[Extracted records]
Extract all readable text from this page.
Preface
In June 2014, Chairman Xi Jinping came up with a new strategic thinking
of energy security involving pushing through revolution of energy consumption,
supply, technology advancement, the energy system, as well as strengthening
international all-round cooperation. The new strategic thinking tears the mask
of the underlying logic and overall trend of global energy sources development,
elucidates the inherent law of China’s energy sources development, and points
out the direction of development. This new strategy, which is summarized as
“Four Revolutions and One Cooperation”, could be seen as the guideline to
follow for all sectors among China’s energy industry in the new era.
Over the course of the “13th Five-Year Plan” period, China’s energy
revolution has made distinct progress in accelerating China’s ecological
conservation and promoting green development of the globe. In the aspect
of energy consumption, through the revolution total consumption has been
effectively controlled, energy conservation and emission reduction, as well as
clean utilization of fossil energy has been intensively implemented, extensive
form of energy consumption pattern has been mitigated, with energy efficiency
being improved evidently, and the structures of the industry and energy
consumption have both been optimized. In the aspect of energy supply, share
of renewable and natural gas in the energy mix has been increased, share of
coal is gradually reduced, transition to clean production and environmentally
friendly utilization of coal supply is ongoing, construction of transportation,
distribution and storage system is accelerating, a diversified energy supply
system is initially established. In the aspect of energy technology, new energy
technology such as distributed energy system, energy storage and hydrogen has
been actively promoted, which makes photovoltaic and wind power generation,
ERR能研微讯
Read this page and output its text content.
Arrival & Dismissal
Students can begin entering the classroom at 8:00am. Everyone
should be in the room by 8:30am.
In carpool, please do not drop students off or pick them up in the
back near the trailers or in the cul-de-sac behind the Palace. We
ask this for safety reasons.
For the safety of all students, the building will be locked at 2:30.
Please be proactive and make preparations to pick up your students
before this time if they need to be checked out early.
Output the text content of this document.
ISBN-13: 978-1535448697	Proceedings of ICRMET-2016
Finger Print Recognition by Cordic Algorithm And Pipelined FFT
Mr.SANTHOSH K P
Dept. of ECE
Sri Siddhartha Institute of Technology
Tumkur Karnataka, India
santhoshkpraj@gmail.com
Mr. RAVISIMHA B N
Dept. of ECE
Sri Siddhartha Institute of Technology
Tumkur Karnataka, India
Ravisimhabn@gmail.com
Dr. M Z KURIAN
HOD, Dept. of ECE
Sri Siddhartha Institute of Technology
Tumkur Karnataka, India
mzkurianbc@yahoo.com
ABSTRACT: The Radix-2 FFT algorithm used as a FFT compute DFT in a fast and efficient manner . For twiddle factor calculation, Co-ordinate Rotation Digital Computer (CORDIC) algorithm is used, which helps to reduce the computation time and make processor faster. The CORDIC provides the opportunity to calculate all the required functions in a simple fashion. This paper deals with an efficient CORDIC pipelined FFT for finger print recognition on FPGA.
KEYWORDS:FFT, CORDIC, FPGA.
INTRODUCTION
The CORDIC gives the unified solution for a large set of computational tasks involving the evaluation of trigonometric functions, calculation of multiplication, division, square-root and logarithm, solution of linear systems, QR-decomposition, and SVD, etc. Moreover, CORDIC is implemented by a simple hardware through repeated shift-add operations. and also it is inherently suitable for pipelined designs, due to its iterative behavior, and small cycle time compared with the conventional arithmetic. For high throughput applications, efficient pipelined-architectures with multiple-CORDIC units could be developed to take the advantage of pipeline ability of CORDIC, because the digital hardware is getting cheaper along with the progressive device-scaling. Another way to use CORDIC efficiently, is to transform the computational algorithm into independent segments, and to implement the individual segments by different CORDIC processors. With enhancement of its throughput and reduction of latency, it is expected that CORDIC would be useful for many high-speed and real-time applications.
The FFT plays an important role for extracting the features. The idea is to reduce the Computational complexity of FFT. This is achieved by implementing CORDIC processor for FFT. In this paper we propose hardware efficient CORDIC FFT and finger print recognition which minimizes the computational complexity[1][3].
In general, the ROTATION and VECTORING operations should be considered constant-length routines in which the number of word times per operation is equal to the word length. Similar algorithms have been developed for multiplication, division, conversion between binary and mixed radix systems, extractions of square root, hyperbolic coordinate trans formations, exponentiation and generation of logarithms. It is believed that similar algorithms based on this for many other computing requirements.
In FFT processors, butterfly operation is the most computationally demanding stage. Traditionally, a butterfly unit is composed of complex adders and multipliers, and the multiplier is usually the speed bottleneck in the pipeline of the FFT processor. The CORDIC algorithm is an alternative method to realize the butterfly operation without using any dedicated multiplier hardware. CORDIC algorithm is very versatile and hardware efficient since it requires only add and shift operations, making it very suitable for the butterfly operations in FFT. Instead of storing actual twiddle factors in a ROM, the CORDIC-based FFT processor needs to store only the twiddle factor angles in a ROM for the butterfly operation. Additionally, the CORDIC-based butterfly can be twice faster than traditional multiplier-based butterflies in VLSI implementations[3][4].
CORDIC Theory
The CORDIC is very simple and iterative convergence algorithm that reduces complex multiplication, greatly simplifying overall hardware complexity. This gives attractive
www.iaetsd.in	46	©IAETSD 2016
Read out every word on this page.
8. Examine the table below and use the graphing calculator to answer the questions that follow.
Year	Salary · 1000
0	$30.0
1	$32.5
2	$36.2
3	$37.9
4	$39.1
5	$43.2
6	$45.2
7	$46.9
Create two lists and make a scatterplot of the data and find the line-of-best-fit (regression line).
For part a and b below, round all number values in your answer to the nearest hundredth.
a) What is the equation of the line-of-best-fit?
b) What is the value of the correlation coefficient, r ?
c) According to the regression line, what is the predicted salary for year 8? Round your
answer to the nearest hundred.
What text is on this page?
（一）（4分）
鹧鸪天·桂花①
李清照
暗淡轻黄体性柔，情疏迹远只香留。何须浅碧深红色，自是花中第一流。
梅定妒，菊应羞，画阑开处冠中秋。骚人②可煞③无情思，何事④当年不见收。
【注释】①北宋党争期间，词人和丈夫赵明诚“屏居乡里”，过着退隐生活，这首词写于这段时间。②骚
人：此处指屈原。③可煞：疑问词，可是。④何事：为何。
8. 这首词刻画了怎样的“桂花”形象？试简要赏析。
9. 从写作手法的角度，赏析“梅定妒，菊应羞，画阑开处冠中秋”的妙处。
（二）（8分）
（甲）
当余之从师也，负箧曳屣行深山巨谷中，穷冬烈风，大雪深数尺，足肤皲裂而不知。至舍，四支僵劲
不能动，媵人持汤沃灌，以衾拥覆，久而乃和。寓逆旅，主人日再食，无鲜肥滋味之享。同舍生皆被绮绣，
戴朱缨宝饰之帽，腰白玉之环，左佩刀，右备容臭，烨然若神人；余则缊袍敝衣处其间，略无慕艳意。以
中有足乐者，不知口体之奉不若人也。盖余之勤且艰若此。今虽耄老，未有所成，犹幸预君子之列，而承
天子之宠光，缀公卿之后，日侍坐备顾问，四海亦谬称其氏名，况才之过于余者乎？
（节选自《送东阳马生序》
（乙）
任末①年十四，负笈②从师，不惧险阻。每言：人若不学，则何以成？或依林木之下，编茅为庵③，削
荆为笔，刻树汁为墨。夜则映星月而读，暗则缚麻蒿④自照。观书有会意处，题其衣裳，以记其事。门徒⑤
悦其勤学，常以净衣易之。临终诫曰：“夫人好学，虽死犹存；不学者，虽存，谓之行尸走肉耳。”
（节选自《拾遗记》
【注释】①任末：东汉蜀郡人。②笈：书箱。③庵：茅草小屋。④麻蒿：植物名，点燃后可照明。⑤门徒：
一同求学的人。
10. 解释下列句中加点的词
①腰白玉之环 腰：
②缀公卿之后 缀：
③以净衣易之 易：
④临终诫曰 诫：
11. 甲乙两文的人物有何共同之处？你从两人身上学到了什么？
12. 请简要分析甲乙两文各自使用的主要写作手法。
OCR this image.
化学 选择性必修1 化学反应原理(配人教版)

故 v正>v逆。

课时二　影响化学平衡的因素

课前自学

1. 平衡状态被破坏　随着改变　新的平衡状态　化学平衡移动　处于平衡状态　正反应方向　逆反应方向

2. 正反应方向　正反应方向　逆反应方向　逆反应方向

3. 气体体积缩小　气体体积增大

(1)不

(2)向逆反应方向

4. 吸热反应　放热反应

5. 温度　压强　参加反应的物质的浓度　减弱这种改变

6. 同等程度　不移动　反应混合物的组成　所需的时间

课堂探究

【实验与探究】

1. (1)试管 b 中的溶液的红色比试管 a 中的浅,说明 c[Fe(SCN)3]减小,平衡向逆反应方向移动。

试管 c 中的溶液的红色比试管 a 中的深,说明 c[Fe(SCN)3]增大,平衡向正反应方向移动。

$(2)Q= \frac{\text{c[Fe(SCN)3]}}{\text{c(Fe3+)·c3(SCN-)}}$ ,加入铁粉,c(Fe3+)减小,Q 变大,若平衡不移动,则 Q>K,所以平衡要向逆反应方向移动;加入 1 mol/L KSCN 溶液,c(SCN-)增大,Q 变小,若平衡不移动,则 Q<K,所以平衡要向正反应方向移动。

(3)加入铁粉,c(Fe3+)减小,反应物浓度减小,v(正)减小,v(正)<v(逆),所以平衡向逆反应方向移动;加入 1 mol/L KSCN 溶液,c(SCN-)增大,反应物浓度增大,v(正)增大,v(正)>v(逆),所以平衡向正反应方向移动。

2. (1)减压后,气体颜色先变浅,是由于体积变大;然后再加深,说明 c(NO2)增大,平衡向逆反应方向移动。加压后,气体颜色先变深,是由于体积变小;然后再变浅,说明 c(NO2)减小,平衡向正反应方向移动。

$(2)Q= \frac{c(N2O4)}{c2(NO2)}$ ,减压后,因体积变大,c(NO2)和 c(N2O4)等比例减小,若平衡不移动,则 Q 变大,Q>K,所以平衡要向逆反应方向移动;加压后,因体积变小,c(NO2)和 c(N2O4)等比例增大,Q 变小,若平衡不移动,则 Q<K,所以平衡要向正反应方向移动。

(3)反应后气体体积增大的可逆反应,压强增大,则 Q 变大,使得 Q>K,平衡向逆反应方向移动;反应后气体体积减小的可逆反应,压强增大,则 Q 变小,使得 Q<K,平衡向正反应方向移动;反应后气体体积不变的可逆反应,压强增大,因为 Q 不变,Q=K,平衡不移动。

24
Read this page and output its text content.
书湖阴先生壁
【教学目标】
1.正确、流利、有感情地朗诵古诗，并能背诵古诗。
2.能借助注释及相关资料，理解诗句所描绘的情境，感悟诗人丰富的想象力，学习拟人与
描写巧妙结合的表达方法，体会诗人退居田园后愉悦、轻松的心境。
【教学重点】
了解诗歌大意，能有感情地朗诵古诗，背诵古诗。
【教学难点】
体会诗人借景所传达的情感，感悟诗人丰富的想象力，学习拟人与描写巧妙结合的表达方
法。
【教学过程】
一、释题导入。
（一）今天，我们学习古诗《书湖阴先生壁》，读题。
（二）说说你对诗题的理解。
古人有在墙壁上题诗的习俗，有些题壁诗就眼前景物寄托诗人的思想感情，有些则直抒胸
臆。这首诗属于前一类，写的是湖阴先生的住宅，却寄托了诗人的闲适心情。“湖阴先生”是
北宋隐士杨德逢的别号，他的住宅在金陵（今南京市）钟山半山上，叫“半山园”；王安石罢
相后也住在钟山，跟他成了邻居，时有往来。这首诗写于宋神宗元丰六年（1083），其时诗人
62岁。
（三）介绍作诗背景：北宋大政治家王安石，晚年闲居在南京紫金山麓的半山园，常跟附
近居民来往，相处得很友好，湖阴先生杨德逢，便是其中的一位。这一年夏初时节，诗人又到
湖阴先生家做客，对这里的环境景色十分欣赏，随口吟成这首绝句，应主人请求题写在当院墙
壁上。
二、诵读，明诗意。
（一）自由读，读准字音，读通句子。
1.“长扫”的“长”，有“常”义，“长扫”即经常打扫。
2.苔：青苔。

▶ **Aim of the exercise**: Within the data above, count the lines that contain the string "感悟诗人丰富的想象力"; the reply is the number alone.

▶ **Response**: 2